> _Exercise details_: Look through the data below and return each line where "Profit" appears.
>> BEGIN Supplied data
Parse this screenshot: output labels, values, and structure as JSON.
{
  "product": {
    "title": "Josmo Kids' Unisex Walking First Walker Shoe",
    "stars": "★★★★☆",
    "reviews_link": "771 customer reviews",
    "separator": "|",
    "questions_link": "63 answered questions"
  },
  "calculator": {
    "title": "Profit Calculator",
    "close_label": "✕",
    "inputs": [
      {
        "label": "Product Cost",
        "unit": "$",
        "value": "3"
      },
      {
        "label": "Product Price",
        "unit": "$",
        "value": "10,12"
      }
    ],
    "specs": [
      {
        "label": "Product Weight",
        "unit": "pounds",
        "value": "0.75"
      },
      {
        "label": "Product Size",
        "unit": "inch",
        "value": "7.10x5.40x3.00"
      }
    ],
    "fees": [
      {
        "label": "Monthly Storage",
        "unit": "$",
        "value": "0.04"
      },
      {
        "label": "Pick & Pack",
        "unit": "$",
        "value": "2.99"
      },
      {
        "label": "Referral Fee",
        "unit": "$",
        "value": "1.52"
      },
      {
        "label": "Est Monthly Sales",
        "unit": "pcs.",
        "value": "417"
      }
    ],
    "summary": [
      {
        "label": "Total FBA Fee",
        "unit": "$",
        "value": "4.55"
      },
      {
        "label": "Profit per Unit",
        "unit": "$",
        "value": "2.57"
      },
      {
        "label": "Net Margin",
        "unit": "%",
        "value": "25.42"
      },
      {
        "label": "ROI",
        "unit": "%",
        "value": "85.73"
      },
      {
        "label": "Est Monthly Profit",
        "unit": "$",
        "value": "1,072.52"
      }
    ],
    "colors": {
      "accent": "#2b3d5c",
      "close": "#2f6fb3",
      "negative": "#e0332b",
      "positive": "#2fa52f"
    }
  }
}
>> END Supplied data
> _Solution to this exercise_:
    "title": "Profit Calculator",
        "label": "Profit per Unit",
        "label": "Est Monthly Profit",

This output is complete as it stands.